* Work instructions
Gather every line that includes the word "中国共产党纪律处分条例", please.

[Part of a data file]
########

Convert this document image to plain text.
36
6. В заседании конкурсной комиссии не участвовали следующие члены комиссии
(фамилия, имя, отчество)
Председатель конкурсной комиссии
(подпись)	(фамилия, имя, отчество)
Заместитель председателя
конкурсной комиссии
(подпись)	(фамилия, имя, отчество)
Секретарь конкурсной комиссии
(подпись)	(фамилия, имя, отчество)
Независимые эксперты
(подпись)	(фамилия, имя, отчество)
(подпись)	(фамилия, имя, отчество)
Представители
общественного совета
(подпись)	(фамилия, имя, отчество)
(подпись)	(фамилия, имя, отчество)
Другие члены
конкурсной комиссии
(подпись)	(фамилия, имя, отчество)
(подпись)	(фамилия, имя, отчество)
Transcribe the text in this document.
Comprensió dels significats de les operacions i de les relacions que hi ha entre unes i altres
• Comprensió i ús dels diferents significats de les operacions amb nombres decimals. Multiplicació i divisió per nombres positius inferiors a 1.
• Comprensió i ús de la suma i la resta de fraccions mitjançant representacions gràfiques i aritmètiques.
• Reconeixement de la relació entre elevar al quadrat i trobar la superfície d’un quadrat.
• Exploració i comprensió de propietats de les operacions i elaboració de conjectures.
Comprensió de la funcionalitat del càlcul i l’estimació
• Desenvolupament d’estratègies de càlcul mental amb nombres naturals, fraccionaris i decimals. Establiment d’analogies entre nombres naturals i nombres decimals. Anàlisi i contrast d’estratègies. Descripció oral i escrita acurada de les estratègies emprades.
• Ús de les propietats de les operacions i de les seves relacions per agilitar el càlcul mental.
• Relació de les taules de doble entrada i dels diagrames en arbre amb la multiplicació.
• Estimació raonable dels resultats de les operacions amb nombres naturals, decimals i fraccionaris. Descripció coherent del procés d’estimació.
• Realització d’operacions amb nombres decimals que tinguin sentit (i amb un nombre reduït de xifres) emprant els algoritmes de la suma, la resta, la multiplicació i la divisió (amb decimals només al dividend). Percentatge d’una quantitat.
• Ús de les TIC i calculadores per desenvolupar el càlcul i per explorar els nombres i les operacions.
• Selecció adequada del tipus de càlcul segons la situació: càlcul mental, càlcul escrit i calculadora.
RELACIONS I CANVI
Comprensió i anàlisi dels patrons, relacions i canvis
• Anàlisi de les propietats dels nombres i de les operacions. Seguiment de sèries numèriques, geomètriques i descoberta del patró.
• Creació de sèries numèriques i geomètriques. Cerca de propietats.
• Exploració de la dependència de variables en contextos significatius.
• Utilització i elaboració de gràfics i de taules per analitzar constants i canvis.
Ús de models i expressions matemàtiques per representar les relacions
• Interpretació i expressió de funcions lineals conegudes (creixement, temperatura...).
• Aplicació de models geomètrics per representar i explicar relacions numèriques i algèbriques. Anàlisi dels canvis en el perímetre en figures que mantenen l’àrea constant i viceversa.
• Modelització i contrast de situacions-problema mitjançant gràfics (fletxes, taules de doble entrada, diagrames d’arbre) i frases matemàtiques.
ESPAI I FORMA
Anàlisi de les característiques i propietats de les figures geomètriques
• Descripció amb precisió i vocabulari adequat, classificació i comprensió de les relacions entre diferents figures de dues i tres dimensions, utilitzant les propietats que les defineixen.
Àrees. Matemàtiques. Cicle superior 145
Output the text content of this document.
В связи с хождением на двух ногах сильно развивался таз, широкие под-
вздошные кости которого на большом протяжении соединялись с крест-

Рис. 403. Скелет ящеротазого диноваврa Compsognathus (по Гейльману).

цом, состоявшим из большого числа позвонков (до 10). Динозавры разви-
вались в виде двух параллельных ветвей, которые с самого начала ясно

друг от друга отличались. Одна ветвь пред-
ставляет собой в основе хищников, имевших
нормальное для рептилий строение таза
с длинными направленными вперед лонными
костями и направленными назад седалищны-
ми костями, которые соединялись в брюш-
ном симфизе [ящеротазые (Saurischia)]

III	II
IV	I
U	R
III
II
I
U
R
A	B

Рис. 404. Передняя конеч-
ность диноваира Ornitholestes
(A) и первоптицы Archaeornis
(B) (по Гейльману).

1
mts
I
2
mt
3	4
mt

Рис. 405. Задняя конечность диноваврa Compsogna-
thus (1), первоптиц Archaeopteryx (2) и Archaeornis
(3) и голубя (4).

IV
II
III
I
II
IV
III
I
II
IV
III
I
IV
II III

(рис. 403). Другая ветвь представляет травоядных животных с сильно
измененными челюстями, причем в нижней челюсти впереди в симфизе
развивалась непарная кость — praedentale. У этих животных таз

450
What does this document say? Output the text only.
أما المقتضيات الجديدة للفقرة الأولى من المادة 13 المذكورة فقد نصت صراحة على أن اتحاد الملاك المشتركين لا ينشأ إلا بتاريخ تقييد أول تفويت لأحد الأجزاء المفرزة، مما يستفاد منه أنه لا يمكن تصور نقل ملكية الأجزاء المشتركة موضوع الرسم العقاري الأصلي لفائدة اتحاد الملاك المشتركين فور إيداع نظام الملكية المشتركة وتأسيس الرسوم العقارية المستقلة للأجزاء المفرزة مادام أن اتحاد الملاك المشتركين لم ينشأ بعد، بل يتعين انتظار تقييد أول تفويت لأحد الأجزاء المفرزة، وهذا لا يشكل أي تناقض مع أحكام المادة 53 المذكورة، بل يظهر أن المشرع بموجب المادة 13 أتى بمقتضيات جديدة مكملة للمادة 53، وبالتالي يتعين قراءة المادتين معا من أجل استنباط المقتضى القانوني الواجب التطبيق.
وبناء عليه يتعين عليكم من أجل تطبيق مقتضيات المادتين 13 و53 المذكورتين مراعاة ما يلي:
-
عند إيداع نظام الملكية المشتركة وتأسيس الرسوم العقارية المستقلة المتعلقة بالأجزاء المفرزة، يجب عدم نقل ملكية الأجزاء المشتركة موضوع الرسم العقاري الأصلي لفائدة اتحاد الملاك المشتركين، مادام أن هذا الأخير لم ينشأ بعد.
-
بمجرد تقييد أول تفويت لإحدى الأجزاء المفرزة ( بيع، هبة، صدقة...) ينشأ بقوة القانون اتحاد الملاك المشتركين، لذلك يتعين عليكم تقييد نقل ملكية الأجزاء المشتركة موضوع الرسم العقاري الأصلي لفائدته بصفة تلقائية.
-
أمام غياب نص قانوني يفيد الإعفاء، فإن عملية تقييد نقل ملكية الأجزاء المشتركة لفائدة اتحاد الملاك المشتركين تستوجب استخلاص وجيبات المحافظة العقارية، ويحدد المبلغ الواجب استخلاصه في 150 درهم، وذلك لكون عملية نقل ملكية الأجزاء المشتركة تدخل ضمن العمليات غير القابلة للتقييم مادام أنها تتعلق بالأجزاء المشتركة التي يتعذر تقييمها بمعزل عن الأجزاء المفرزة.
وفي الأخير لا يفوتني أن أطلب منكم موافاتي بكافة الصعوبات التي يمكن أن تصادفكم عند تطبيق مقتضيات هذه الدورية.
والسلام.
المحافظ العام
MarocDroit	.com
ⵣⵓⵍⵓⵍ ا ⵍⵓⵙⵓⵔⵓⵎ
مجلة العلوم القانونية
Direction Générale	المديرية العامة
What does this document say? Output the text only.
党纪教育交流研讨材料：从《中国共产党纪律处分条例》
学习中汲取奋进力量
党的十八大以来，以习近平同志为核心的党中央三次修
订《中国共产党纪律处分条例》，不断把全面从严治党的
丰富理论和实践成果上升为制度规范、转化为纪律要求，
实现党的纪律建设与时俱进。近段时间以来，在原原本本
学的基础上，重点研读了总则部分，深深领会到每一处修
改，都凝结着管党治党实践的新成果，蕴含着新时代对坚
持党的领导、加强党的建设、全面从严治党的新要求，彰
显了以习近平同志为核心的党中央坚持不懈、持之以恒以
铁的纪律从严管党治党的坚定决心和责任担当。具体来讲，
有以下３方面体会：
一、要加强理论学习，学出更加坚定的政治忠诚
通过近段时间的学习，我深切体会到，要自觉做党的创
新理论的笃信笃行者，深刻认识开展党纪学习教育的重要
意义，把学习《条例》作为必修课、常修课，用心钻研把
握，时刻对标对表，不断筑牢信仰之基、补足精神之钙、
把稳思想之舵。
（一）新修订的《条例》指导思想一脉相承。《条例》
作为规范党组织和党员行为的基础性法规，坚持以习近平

########

* Answer for the task
党纪教育交流研讨材料：从《中国共产党纪律处分条例》
订《中国共产党纪律处分条例》，不断把全面从严治党的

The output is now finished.